= Stated task 1 =
Answer these questions about the Tom Dowd text, one per line, marked (a), (b) and (c):
(a) Which birthday would Tom Dowd have reached on the day after the text was written?
(b) What is the title of the documentary on Dowd's life and career?
(c) What rank did Dowd hold immediately after being drafted?
= Stated task 2 =
In the listing, rewrite the lines from the one containing "filter-row: Filtro data" up to and including the one containing "281, 55, 309]", putting "All" in place of "Tutti" and leaving everything else unchanged.

= Given passage =
-------------------------

I hope you don’t mind but I decided that this week I would write about “Legendary Music Producer” Tom Dowd since tomorrow (Sunday, October 20) would have been his 88th birthday. I will pick up once again with the Influential Authors series next week.

From Tom Dowd’s wiki:

Thomas John “Tom” Dowd (October 20, 1925 – October 27, 2002) was an American recording engineer and producer for Atlantic Records. He was credited with innovating the multi-track recording method. Dowd worked on a virtual “who’s who” of recordings that encompassed blues, jazz, pop, rock and soul records.

That is a little sparse but you can watch a documentary on Dowd’s life and career online (including interviews with Dowd himself) that was released a few months after he died. The documentary is titled The Language of Music and is fascinating. The above YouTube is an excerpt from the documentary.

The bio portion of the documentary’s web site has some of the information covered. The following information is from the “1940s” portion of the bio and I have to admit I was stunned when I first heard this in the documentary:

He went on to attend City College at night and play professionally in the band at Columbia University (eventually becoming conductor), where he soon attained a position at the university’s physics laboratory. Working for the Office of Scientific Research Development (OSRD), the teenager found himself under the guidance of such men as John R. Dunning, Bill Havens and future Nobel Prize winner James Rainwater.

Upon turning 18 years old, Tom was drafted into the military and immediately commanded the rank of sergeant. His assignment remained the same, though, continuing the secretive work in the physics labs of Columbia University. He operated a cyclotron, changed targets, performed density tests of different elements, and recorded statistics as part of the Neutron Beam Spectography division.

-------------------------

= Data records =

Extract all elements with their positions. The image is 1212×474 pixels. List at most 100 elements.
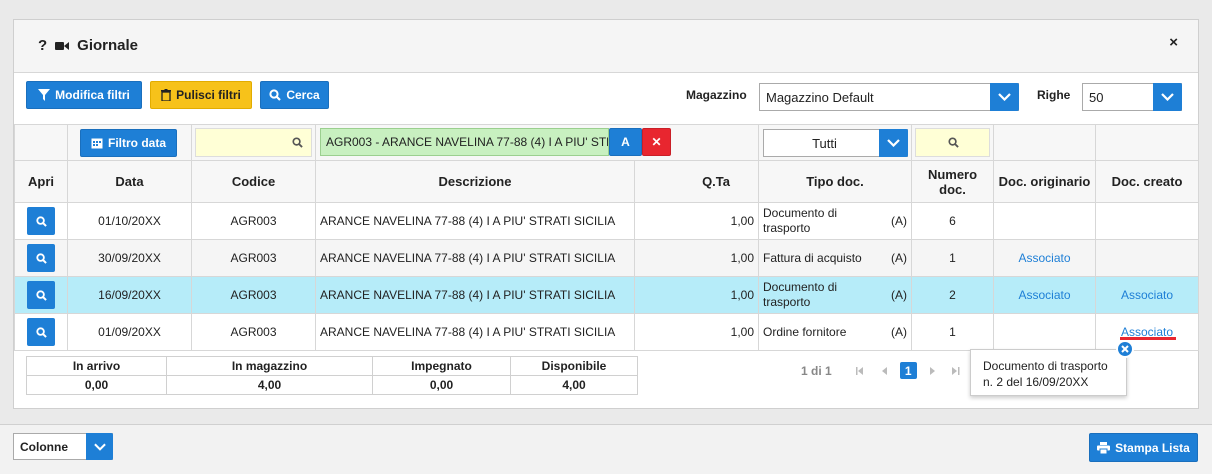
filter-row: Filtro data AGR003 - ARANCE NAVELINA 77-…	[14, 124, 1199, 161]
panel-header: ? Giornale ×	[14, 20, 1198, 73]
doc-number-filter-input[interactable]	[915, 128, 990, 157]
cell-date: 01/09/20XX	[67, 313, 192, 351]
close-icon[interactable]: ×	[1169, 34, 1178, 51]
doc-type-line2: trasporto	[763, 221, 811, 235]
doc-created-link[interactable]: Associato	[1121, 288, 1173, 302]
cell-code: AGR003	[191, 276, 316, 314]
cell-doc-number: 1	[911, 313, 994, 351]
cell-doc-type: Fattura di acquisto (A)	[758, 239, 912, 277]
warehouse-value: Magazzino Default	[766, 89, 874, 105]
doc-type-line1: Documento di	[763, 280, 838, 294]
cell-doc-type: Documento di trasporto (A)	[758, 202, 912, 240]
table-row[interactable]: 01/09/20XX AGR003 ARANCE NAVELINA 77-88 (4…	[14, 313, 1199, 351]
rows-value: 50	[1089, 89, 1104, 105]
columns-select[interactable]: Colonne	[13, 433, 113, 460]
header-row: Apri Data Codice Descrizione Q.Ta Tipo d…	[14, 160, 1199, 203]
search-icon	[35, 326, 47, 338]
tooltip-close-icon[interactable]	[1116, 340, 1134, 358]
search-icon	[35, 252, 47, 264]
doc-type-value: Tutti	[812, 135, 837, 151]
date-filter-label: Filtro data	[107, 136, 166, 150]
product-filter-a-label: A	[621, 135, 630, 149]
product-filter-input[interactable]: AGR003 - ARANCE NAVELINA 77-88 (4) I A P…	[320, 128, 609, 156]
first-page-icon[interactable]	[854, 366, 870, 376]
last-page-icon[interactable]	[947, 366, 963, 376]
cell-doc-type: Ordine fornitore (A)	[758, 313, 912, 351]
current-page-button[interactable]: 1	[899, 362, 917, 379]
doc-type-select[interactable]: Tutti	[763, 129, 908, 157]
col-doc-number-line2: doc.	[939, 181, 966, 197]
tooltip-line-2: n. 2 del 16/09/20XX	[983, 375, 1089, 389]
product-filter-clear-button[interactable]: ✕	[642, 128, 671, 156]
cell-description: ARANCE NAVELINA 77-88 (4) I A PIU' STRAT…	[315, 202, 635, 240]
col-doc-number-line1: Numero	[927, 166, 978, 182]
doc-type-flag: (A)	[891, 288, 907, 302]
open-row-button[interactable]	[27, 281, 55, 309]
summary-in-stock-value: 4,00	[166, 375, 373, 395]
pagination: 1 di 1 1	[801, 362, 963, 379]
code-filter-input[interactable]	[195, 128, 312, 157]
cell-doc-number: 2	[911, 276, 994, 314]
search-button[interactable]: Cerca	[260, 81, 329, 109]
columns-label: Colonne	[20, 439, 68, 454]
cell-qty: 1,00	[634, 276, 759, 314]
document-tooltip: Documento di trasporto n. 2 del 16/09/20…	[970, 349, 1127, 396]
col-doc-original[interactable]: Doc. originario	[993, 160, 1096, 203]
summary-in-stock-label: In magazzino	[166, 356, 373, 376]
rows-label: Righe	[1037, 88, 1071, 102]
cell-qty: 1,00	[634, 313, 759, 351]
open-row-button[interactable]	[27, 207, 55, 235]
chevron-down-icon	[879, 129, 908, 157]
trash-icon	[161, 89, 172, 101]
filter-icon	[38, 89, 51, 101]
clear-filters-button[interactable]: Pulisci filtri	[150, 81, 252, 109]
table-row[interactable]: 30/09/20XX AGR003 ARANCE NAVELINA 77-88 (4…	[14, 239, 1199, 277]
col-qty[interactable]: Q.Ta	[634, 160, 759, 203]
printer-icon	[1097, 441, 1111, 454]
print-list-label: Stampa Lista	[1115, 440, 1190, 455]
cell-description: ARANCE NAVELINA 77-88 (4) I A PIU' STRAT…	[315, 313, 635, 351]
pagination-info: 1 di 1	[801, 363, 832, 378]
search-label: Cerca	[286, 88, 320, 102]
table-body: 01/10/20XX AGR003 ARANCE NAVELINA 77-88 (4…	[14, 202, 1199, 351]
doc-original-link[interactable]: Associato	[1018, 288, 1070, 302]
open-row-button[interactable]	[27, 244, 55, 272]
footer-bar: Colonne Stampa Lista	[0, 424, 1212, 474]
search-icon	[35, 289, 47, 301]
col-qty-label: Q.Ta	[702, 174, 730, 189]
date-filter-button[interactable]: Filtro data	[80, 129, 177, 157]
print-list-button[interactable]: Stampa Lista	[1089, 433, 1198, 462]
summary-available-label: Disponibile	[510, 356, 638, 376]
cell-date: 16/09/20XX	[67, 276, 192, 314]
product-filter-value: AGR003 - ARANCE NAVELINA 77-88 (4) I A P…	[326, 135, 608, 149]
warehouse-select[interactable]: Magazzino Default	[759, 83, 1019, 111]
table-row[interactable]: 16/09/20XX AGR003 ARANCE NAVELINA 77-88 (4…	[14, 276, 1199, 314]
close-icon: ✕	[651, 135, 662, 149]
edit-filters-button[interactable]: Modifica filtri	[26, 81, 142, 109]
col-open[interactable]: Apri	[14, 160, 68, 203]
cell-date: 01/10/20XX	[67, 202, 192, 240]
journal-table: Filtro data AGR003 - ARANCE NAVELINA 77-…	[14, 124, 1199, 351]
col-code[interactable]: Codice	[191, 160, 316, 203]
video-camera-icon	[55, 41, 70, 50]
col-doc-type[interactable]: Tipo doc.	[758, 160, 912, 203]
next-page-icon[interactable]	[927, 366, 937, 376]
table-row[interactable]: 01/10/20XX AGR003 ARANCE NAVELINA 77-88 (4…	[14, 202, 1199, 240]
col-date[interactable]: Data	[67, 160, 192, 203]
open-row-button[interactable]	[27, 318, 55, 346]
calendar-icon	[91, 138, 103, 149]
col-doc-number[interactable]: Numero doc.	[911, 160, 994, 203]
product-filter-a-button[interactable]: A	[609, 128, 642, 156]
rows-select[interactable]: 50	[1082, 83, 1182, 111]
col-description[interactable]: Descrizione	[315, 160, 635, 203]
col-doc-created[interactable]: Doc. creato	[1095, 160, 1199, 203]
summary-value-row: 0,00 4,00 0,00 4,00	[26, 375, 638, 395]
prev-page-icon[interactable]	[880, 366, 890, 376]
summary-incoming-label: In arrivo	[26, 356, 167, 376]
cell-doc-number: 6	[911, 202, 994, 240]
summary-committed-label: Impegnato	[372, 356, 511, 376]
help-icon[interactable]: ?	[38, 37, 47, 54]
stock-summary: In arrivo In magazzino Impegnato Disponi…	[26, 356, 638, 395]
doc-original-link[interactable]: Associato	[1018, 251, 1070, 265]
edit-filters-label: Modifica filtri	[55, 88, 130, 102]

-------------------------

= Full solution 1 =
(a) His 88th birthday.
(b) The Language of Music.
(c) Sergeant.

= Full solution 2 =
filter-row: Filtro data AGR003 - ARANCE NAVELINA 77-…	[14, 124, 1199, 161]
panel-header: ? Giornale ×	[14, 20, 1198, 73]
doc-number-filter-input[interactable]	[915, 128, 990, 157]
cell-date: 01/09/20XX	[67, 313, 192, 351]
close-icon[interactable]: ×	[1169, 34, 1178, 51]
doc-type-line2: trasporto	[763, 221, 811, 235]
doc-created-link[interactable]: Associato	[1121, 288, 1173, 302]
cell-code: AGR003	[191, 276, 316, 314]
cell-doc-number: 1	[911, 313, 994, 351]
cell-doc-type: Fattura di acquisto (A)	[758, 239, 912, 277]
warehouse-value: Magazzino Default	[766, 89, 874, 105]
doc-type-line1: Documento di	[763, 280, 838, 294]
cell-doc-type: Documento di trasporto (A)	[758, 202, 912, 240]
table-row[interactable]: 01/09/20XX AGR003 ARANCE NAVELINA 77-88 (4…	[14, 313, 1199, 351]
rows-value: 50	[1089, 89, 1104, 105]
columns-select[interactable]: Colonne	[13, 433, 113, 460]
header-row: Apri Data Codice Descrizione Q.Ta Tipo d…	[14, 160, 1199, 203]
search-icon	[35, 326, 47, 338]
tooltip-close-icon[interactable]	[1116, 340, 1134, 358]
search-icon	[35, 252, 47, 264]
doc-type-value: All	[812, 135, 837, 151]
date-filter-label: Filtro data	[107, 136, 166, 150]
product-filter-a-label: A	[621, 135, 630, 149]
product-filter-input[interactable]: AGR003 - ARANCE NAVELINA 77-88 (4) I A P…	[320, 128, 609, 156]
first-page-icon[interactable]	[854, 366, 870, 376]
last-page-icon[interactable]	[947, 366, 963, 376]
cell-doc-type: Ordine fornitore (A)	[758, 313, 912, 351]
current-page-button[interactable]: 1	[899, 362, 917, 379]
doc-type-select[interactable]: All	[763, 129, 908, 157]
col-doc-number-line2: doc.	[939, 181, 966, 197]
tooltip-line-2: n. 2 del 16/09/20XX	[983, 375, 1089, 389]
product-filter-clear-button[interactable]: ✕	[642, 128, 671, 156]
cell-description: ARANCE NAVELINA 77-88 (4) I A PIU' STRAT…	[315, 202, 635, 240]
col-doc-number-line1: Numero	[927, 166, 978, 182]
doc-type-flag: (A)	[891, 288, 907, 302]
open-row-button[interactable]	[27, 281, 55, 309]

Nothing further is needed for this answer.